-- RECORDS SHOWN start --
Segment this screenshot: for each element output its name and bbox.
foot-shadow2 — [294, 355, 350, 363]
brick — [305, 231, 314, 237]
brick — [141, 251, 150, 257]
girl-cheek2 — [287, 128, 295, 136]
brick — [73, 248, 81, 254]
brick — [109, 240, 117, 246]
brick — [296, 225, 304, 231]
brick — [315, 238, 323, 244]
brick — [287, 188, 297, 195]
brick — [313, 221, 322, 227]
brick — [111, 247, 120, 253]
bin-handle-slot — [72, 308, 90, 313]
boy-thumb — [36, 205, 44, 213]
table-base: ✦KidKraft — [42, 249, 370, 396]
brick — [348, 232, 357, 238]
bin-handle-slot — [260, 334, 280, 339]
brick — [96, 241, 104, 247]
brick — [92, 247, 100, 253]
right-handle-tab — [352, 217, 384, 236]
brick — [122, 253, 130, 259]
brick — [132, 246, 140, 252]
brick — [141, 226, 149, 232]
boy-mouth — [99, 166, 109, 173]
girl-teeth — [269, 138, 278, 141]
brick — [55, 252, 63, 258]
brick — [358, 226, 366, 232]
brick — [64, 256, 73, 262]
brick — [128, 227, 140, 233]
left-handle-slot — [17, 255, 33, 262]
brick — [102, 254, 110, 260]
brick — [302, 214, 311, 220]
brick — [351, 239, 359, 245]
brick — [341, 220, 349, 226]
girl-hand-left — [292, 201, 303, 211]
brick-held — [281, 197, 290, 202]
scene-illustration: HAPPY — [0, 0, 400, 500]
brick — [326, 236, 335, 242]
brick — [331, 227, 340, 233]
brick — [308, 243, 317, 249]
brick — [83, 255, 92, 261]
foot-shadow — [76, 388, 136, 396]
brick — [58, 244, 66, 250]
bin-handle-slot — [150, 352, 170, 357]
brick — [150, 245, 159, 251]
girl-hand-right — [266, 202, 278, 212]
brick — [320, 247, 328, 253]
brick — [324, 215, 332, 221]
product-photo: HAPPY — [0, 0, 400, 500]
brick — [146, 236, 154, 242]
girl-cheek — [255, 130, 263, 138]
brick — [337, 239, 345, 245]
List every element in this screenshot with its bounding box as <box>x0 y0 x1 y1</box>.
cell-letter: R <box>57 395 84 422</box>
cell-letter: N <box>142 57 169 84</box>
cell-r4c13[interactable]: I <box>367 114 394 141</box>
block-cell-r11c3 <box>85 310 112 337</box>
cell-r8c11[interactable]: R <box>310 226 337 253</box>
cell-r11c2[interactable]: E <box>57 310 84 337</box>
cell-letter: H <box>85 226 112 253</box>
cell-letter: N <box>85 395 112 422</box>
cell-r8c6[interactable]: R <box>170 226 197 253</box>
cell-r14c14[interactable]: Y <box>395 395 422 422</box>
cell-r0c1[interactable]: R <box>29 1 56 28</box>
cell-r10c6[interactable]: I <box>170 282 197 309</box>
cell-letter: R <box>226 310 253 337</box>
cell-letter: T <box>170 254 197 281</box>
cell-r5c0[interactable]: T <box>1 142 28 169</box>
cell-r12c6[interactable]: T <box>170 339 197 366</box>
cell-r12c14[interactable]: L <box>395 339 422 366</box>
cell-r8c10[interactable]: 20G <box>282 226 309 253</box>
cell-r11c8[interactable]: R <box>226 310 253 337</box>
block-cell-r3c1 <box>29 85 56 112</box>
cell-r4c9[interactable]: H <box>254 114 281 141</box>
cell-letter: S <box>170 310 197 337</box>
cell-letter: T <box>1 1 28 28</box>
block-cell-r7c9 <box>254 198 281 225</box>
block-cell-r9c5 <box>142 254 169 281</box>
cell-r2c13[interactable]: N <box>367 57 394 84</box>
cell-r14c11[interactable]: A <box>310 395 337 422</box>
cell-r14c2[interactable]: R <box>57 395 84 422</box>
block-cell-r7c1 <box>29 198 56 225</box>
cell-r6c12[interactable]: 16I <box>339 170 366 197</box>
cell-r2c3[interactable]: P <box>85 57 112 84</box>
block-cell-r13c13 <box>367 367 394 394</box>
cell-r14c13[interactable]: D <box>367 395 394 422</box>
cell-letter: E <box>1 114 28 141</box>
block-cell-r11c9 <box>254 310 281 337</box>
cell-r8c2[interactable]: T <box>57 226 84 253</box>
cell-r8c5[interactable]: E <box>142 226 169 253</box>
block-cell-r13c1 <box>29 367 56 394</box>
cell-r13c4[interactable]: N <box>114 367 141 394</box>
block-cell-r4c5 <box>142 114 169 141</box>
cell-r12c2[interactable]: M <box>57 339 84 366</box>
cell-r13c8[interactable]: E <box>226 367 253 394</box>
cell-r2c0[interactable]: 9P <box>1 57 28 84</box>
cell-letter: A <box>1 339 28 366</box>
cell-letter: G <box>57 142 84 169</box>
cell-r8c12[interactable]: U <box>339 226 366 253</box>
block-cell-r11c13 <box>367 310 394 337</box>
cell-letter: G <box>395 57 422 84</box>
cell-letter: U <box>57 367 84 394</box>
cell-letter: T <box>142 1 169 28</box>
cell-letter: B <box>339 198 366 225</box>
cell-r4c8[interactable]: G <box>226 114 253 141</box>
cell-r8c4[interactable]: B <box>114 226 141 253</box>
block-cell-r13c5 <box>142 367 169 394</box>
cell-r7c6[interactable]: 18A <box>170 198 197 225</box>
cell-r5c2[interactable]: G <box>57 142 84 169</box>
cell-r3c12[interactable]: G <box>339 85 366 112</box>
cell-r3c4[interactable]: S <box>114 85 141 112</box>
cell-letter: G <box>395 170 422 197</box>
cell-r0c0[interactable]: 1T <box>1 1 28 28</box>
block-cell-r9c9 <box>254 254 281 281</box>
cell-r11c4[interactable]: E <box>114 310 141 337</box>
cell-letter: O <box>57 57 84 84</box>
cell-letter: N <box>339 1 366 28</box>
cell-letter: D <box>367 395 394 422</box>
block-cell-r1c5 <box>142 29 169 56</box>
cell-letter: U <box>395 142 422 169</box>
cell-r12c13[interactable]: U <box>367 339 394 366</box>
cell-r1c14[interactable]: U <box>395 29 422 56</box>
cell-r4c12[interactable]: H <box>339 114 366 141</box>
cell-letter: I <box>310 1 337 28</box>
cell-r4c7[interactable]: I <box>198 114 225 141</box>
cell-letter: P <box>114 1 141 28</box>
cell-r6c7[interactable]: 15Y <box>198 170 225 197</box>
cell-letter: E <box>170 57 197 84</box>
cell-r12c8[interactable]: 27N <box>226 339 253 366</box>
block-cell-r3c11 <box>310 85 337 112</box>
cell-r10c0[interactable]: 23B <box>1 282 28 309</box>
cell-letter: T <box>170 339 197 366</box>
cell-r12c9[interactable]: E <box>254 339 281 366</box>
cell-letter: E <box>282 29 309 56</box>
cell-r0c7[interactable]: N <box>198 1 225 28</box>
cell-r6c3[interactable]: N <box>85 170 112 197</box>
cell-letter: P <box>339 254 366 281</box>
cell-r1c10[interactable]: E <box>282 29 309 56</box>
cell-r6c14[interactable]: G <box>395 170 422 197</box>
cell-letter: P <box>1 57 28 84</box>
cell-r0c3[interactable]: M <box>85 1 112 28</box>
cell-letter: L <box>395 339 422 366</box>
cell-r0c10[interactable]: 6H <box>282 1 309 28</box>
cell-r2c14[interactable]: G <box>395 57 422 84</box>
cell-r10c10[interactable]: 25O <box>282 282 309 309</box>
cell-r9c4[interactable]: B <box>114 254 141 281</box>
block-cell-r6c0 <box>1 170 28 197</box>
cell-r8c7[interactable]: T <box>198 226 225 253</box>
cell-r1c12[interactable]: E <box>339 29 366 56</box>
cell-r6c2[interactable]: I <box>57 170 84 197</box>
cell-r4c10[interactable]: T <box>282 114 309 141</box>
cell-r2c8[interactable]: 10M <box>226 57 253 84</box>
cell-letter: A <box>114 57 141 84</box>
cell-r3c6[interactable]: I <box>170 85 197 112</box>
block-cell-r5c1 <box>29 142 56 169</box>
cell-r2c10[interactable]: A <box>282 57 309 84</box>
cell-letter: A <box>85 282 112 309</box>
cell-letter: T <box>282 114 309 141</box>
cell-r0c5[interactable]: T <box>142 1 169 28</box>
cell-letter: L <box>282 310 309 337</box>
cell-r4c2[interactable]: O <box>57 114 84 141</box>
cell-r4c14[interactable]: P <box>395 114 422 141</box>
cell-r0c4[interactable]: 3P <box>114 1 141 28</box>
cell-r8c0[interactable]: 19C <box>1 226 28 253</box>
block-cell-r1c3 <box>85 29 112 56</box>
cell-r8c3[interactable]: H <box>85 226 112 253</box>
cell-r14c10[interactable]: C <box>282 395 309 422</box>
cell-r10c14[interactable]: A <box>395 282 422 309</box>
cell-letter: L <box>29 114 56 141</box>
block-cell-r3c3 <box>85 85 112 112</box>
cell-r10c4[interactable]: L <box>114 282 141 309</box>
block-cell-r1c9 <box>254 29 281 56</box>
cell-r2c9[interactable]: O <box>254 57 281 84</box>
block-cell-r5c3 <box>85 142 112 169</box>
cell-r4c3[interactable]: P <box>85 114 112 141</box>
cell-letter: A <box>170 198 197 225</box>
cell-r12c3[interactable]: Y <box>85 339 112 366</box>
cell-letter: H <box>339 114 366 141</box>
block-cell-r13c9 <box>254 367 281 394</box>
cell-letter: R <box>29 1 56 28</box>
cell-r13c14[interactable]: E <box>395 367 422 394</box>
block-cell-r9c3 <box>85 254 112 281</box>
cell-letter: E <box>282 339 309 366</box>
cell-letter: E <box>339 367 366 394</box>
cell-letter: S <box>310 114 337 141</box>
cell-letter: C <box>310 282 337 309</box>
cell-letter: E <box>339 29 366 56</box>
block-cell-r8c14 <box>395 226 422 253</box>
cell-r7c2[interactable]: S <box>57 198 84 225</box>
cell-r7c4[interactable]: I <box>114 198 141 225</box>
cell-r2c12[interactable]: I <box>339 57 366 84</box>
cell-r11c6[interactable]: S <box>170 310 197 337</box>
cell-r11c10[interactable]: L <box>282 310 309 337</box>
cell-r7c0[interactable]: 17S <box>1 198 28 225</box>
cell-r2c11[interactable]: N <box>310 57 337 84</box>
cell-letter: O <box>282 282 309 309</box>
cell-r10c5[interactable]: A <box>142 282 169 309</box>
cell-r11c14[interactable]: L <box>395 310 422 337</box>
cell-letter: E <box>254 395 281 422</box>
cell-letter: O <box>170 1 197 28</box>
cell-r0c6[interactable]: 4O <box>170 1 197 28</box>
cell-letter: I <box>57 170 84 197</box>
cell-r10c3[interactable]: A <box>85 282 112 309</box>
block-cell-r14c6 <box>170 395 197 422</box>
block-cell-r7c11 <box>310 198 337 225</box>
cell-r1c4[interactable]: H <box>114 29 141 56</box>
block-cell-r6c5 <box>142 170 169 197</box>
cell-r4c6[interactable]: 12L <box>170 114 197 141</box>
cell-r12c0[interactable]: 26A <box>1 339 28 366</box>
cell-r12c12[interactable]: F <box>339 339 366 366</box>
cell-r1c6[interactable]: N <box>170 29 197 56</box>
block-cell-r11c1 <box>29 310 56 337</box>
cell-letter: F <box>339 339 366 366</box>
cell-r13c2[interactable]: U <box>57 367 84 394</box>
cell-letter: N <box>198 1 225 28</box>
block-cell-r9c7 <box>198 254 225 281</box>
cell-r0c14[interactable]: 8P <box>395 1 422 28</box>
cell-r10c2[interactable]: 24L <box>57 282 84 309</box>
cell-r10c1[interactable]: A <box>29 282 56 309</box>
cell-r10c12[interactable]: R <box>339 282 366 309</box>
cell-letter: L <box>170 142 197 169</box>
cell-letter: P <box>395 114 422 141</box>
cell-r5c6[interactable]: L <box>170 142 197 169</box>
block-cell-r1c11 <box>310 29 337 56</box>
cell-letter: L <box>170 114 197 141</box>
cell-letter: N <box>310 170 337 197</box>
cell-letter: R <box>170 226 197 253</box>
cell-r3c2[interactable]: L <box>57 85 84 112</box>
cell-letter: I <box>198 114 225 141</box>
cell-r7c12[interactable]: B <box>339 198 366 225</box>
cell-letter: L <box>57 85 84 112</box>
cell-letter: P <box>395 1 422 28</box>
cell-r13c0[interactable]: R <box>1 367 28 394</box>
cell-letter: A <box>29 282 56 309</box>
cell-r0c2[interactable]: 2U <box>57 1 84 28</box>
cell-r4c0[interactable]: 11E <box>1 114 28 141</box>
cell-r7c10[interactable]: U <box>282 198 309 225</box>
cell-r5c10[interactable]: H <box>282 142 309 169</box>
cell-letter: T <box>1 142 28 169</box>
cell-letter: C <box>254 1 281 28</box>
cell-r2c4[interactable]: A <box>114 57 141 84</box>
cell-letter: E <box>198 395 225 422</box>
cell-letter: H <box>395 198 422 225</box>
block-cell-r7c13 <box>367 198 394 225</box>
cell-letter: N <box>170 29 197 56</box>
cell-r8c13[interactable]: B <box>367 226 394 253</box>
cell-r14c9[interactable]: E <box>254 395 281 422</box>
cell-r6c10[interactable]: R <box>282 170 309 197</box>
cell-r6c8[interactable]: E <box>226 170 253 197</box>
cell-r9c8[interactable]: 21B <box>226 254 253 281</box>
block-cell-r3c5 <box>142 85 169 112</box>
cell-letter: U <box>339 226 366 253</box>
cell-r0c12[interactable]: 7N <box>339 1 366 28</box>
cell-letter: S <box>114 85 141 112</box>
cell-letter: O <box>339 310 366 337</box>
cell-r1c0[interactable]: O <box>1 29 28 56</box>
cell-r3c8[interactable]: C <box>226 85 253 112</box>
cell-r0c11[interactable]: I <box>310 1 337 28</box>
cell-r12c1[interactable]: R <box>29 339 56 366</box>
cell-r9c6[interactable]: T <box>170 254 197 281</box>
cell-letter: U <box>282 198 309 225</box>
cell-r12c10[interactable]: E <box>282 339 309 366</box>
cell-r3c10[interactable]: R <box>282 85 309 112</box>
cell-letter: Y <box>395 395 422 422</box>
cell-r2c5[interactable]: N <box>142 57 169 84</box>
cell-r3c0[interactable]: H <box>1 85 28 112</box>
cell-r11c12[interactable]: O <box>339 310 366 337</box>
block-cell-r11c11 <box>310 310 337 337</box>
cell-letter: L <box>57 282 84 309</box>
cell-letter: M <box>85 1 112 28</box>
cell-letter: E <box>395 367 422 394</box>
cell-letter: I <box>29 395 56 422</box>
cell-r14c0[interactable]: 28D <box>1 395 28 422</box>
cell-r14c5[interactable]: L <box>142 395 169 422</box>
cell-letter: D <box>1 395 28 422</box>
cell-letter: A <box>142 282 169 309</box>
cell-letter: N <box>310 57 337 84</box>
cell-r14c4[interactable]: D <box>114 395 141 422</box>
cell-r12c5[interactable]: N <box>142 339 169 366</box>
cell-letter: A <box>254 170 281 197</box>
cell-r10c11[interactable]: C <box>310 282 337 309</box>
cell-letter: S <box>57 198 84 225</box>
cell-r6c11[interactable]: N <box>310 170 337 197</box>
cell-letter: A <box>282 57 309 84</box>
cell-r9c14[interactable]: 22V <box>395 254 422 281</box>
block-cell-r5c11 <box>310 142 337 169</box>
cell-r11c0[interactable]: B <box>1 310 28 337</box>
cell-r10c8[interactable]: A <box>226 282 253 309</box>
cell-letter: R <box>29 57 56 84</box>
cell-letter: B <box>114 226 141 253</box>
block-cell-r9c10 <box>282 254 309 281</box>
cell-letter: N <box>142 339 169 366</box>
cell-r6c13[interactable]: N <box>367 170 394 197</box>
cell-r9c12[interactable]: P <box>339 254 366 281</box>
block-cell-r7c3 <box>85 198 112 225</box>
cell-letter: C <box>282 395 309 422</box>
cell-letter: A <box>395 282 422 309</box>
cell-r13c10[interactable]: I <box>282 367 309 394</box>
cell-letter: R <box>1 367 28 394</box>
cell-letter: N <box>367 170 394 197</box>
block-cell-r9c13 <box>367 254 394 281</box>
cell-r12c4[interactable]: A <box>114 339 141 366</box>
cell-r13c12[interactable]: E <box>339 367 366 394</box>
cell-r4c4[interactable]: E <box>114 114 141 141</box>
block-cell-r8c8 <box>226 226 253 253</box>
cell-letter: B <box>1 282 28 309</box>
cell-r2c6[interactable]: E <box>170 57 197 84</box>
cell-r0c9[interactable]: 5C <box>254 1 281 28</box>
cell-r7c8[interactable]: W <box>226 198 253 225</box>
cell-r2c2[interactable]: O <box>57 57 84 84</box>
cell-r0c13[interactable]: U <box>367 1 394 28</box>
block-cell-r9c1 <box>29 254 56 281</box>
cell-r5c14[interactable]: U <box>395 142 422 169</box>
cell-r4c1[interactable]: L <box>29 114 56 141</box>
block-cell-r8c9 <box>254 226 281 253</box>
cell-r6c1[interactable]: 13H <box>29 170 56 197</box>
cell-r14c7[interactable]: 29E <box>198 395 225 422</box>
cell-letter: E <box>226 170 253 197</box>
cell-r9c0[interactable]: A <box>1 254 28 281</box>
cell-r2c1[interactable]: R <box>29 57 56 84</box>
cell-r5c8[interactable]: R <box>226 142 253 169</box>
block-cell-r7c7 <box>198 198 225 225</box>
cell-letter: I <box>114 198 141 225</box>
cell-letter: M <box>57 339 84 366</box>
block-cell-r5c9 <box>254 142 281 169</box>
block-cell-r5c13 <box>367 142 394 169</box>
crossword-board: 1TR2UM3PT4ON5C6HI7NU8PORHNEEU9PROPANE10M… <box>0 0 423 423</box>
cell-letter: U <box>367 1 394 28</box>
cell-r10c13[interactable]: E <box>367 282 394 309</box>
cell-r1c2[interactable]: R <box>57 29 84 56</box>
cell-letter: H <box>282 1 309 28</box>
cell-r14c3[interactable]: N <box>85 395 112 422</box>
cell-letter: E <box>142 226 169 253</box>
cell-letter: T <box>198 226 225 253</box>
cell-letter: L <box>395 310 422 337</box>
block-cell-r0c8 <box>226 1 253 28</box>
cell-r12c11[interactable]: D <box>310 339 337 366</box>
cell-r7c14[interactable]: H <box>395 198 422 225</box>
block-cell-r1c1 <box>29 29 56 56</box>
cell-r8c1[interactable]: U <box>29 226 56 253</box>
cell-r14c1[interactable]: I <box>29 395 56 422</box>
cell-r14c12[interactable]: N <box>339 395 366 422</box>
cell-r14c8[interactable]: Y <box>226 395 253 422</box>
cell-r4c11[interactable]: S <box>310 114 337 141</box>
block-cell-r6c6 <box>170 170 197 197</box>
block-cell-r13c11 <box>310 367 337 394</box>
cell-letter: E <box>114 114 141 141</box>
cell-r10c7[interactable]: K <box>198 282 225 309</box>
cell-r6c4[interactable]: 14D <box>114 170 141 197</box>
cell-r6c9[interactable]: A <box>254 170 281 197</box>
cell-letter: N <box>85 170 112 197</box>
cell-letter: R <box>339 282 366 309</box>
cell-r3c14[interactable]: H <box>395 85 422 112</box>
-- RECORDS SHOWN end --
TASK TO CARRY OUT> Report every line in the rows above that contains the word "element", copying each such line in full.

TASK SOLUTION>
Segment this screenshot: for each element output its name and bbox.
List every element in this screenshot with its bounding box as <box>x0 y0 x1 y1</box>.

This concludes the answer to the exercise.